▶ [Trecho apresentado]:
04/04/2019
Uma dívida de R$ 72 milhões coloca em risco o sistema de coleta e tratamento do lixo do município do Rio. A Ciclus, concessionária responsável pela operação do Aterro Sanitário de Seropédica, informou que reduziu a partir de hoje a frota de transporte de resíduos para o local por não ter como arcar com o combustível. Segundo a empresa, há repasses atrasados da prefeitura do Rio para a empresa desde 2017. Caso a inadimplência continue por mais alguns dias, acrescenta a companhia, haverá "comprometimento sério" na operação do aterro sanitário, responsável pelo lixo de, aproximadamente, 10 milhões de habitantes da cidade do Rio e de outros quatro municípios.
Atualmente, a empresa que opera o aterro conta com cerca de 100 carretas que faz o transporte entre as estações de transferência, no Rio, e a CTR (Centro de Tratamento de Resíduos) de Seropédica. O GLOBO apurou que, no momento, cerca de 70% dessa frota responsável pelo transporte de resíduos está parada. No município do Rio, após a coleta domiciliar, a Comlurb encaminha os resíduos para as cinco estações de transferência existentes no município (Caju, Marechal hermes, Bangu, Santa Cruz e Jacarepaguá).
"A situação é, portanto, gravíssima e insustentável.

▶ [Tarefas a realizar]:
(a) De acordo com o trecho, qual é o valor da dívida que ameaça a coleta e o tratamento do lixo no município do Rio?
(b) Digite novamente, sem nenhuma alteração, a parte do trecho entre "Atualmente, a empresa" e "Cruz e Jacarepaguá).", incluindo ambos.
Use somente as informações do trecho.

▶ [Conjunto de dados]:
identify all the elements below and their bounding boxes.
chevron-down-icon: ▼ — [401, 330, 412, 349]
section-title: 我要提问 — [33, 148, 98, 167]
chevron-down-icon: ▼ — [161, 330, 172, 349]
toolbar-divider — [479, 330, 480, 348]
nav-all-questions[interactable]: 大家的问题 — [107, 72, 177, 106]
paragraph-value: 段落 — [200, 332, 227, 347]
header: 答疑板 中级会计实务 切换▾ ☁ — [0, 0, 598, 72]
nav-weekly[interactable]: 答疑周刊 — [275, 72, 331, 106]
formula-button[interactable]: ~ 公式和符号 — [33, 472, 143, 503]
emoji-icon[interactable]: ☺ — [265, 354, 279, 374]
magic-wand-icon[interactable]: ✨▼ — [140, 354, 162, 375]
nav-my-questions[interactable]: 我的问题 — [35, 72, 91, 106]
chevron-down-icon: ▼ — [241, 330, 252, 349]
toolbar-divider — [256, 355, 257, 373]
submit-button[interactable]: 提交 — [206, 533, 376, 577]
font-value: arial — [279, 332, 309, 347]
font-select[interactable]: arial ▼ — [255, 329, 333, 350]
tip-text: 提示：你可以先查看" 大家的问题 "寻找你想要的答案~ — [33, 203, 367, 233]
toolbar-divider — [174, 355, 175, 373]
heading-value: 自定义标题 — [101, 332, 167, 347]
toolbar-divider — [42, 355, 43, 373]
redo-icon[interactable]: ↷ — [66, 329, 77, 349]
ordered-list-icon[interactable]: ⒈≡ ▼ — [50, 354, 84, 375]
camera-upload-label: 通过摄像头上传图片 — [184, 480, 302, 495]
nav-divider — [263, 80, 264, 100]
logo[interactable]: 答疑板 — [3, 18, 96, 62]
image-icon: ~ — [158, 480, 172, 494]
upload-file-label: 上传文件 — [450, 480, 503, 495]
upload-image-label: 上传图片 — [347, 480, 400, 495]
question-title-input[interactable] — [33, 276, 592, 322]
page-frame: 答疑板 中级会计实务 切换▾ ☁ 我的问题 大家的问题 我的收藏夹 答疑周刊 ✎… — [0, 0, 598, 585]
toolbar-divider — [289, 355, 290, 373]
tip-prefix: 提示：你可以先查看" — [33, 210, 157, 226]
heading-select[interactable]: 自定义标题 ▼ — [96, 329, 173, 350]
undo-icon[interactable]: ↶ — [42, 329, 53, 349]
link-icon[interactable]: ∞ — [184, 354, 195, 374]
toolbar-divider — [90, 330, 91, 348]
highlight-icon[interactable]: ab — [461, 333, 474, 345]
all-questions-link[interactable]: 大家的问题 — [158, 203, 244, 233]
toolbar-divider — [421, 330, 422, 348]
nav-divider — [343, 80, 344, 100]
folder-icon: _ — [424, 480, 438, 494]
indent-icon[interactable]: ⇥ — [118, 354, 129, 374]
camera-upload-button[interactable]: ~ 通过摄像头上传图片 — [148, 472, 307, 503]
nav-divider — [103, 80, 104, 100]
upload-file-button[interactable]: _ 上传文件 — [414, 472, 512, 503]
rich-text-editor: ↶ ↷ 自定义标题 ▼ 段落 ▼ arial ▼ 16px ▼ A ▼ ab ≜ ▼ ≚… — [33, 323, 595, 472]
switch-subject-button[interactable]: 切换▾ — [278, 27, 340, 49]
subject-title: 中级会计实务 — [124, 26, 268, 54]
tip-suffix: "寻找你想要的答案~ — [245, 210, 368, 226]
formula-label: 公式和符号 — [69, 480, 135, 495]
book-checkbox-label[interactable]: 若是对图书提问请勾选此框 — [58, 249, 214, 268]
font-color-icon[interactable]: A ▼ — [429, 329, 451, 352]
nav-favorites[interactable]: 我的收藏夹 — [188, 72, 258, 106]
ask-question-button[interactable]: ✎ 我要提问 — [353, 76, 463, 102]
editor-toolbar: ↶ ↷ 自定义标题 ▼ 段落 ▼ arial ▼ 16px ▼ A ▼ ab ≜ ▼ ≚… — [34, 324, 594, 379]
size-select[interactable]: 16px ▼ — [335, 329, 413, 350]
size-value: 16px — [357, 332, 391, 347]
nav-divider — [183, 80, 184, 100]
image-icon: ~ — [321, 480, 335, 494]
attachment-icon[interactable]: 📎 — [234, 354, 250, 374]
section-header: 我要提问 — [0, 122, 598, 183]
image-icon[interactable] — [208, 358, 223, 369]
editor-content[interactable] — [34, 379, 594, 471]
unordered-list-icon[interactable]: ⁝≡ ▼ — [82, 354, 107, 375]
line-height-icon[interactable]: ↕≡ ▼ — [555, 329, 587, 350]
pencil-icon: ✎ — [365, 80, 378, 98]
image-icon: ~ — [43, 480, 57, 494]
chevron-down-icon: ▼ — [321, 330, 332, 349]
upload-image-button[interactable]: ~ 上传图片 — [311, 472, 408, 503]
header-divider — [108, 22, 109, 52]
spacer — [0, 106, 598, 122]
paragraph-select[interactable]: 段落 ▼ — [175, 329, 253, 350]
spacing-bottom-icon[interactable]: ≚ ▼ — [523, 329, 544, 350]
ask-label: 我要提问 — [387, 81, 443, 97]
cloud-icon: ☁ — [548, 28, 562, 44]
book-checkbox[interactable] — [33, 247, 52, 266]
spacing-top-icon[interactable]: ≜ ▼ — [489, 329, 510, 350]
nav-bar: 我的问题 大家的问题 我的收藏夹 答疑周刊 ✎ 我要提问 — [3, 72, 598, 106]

▶ [Respostas das tarefas]:
(a) R$ 72 milhões.

(b)
Atualmente, a empresa que opera o aterro conta com cerca de 100 carretas que faz o transporte entre as estações de transferência, no Rio, e a CTR (Centro de Tratamento de Resíduos) de Seropédica. O GLOBO apurou que, no momento, cerca de 70% dessa frota responsável pelo transporte de resíduos está parada. No município do Rio, após a coleta domiciliar, a Comlurb encaminha os resíduos para as cinco estações de transferência existentes no município (Caju, Marechal hermes, Bangu, Santa Cruz e Jacarepaguá).